Challenge »
Filter the entries, keeping every line with the word "text".

Data shown »
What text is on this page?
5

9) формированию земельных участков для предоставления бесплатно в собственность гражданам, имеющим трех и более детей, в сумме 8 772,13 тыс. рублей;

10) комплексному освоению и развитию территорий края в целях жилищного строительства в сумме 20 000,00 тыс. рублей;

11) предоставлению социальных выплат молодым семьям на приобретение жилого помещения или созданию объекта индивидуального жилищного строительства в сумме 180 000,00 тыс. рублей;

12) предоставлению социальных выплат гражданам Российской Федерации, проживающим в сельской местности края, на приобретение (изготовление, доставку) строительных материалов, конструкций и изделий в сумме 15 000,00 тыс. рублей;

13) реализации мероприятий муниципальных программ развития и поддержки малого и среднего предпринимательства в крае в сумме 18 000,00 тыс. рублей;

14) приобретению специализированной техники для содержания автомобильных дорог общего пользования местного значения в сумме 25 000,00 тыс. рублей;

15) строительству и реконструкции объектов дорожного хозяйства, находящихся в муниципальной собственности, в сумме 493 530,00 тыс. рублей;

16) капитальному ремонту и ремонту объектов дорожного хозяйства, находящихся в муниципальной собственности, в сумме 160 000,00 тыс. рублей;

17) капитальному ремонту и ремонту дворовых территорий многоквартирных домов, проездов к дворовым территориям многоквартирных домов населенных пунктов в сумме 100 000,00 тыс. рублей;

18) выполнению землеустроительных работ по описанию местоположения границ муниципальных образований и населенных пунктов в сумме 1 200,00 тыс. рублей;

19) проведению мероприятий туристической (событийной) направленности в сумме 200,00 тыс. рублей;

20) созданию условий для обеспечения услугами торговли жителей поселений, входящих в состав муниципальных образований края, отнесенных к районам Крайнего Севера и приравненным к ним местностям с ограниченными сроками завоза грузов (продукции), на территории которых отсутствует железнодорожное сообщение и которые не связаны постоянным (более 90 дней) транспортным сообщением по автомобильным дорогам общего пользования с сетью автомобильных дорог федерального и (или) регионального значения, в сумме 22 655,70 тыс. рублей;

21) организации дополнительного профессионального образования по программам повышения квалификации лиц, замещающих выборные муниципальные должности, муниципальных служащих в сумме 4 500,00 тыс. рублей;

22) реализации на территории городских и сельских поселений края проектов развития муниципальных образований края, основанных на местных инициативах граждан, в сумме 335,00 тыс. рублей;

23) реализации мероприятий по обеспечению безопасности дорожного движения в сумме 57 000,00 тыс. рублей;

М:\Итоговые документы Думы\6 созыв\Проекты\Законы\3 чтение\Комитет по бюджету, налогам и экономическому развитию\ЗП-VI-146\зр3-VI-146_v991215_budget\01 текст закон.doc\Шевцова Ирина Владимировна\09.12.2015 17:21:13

==

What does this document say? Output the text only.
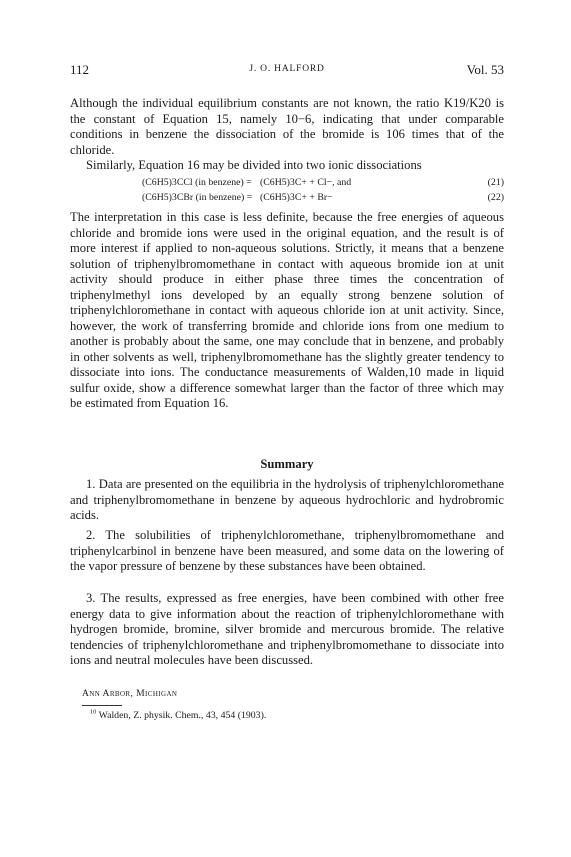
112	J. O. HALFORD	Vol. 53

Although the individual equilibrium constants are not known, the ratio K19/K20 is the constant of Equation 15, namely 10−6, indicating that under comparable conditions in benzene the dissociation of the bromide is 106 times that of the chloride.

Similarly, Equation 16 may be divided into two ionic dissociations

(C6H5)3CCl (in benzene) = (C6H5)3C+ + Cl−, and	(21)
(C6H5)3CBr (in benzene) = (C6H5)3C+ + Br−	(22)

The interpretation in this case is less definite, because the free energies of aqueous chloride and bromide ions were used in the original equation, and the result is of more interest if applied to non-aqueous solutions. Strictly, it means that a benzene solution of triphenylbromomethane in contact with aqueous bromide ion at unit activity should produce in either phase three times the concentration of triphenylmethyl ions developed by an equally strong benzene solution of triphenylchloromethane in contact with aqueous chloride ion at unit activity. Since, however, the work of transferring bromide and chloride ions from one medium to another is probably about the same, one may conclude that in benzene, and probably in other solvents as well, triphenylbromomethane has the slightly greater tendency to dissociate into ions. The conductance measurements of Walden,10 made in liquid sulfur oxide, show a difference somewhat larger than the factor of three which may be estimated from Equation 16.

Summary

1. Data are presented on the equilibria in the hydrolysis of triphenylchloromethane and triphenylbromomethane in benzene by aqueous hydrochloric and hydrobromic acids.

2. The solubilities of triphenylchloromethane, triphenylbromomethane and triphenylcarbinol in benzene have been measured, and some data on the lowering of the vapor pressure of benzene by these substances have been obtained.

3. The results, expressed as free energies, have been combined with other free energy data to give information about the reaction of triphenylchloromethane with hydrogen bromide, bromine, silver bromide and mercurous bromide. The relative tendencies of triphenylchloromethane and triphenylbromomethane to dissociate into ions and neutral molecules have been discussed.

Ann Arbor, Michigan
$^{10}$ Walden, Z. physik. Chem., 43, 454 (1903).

==

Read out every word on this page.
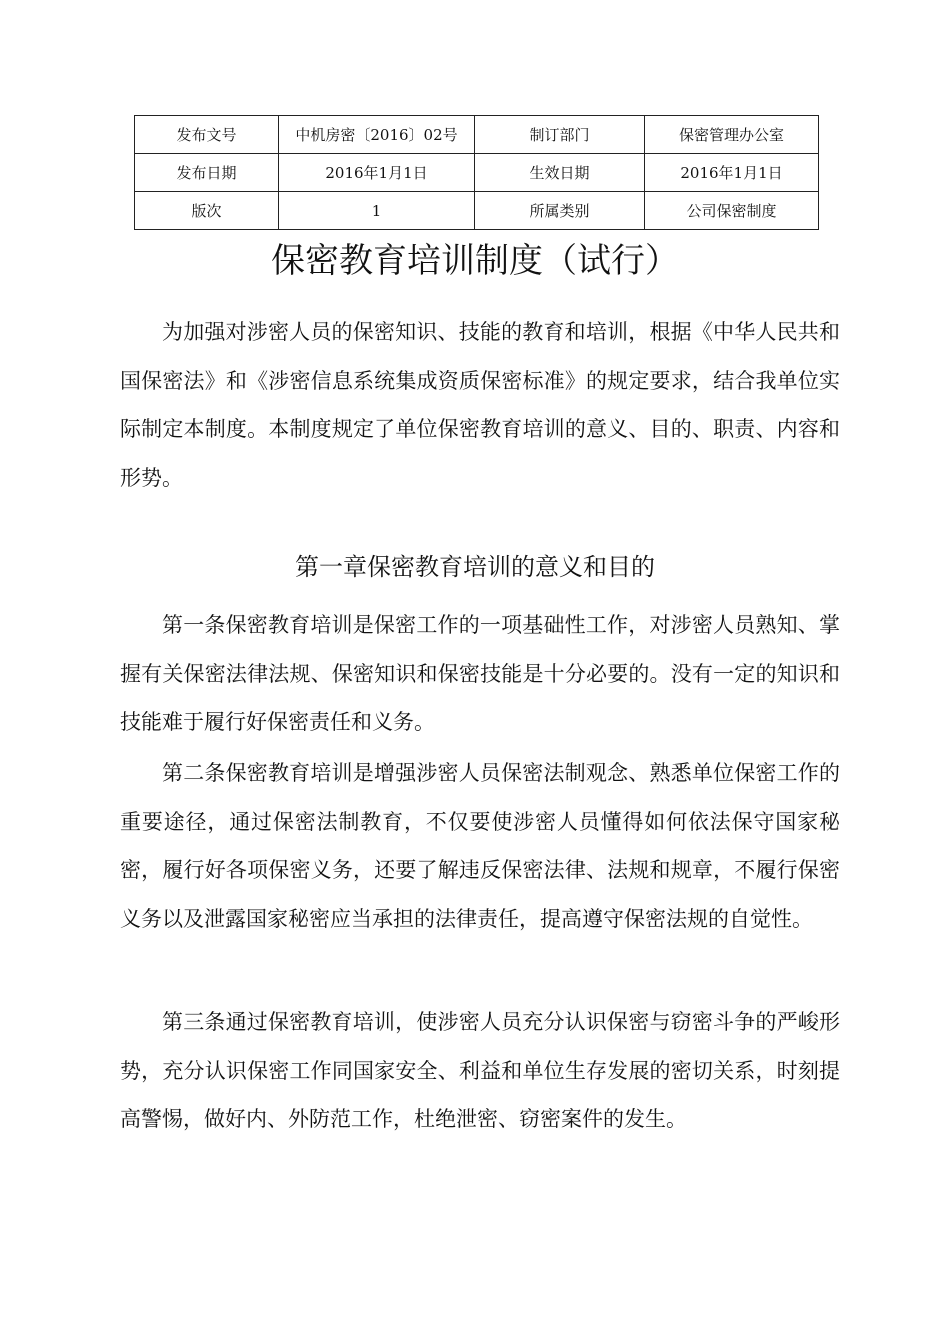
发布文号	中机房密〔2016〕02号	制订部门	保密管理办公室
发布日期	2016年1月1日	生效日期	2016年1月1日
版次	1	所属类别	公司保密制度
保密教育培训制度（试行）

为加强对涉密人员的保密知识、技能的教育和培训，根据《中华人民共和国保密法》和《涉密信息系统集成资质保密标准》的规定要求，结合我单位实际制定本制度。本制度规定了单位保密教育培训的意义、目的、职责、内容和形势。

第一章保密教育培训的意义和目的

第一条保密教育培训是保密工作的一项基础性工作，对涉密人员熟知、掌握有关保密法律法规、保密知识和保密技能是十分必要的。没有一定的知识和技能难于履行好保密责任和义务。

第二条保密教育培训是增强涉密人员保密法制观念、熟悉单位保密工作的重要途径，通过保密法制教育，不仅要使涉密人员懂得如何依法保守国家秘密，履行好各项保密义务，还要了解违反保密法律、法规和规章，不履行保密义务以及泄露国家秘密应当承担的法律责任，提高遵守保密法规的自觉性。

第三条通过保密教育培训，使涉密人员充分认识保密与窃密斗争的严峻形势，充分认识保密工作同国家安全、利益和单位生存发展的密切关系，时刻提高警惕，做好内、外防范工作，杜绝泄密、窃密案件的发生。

Exercise output »
What text is on this page?
What does this document say? Output the text only.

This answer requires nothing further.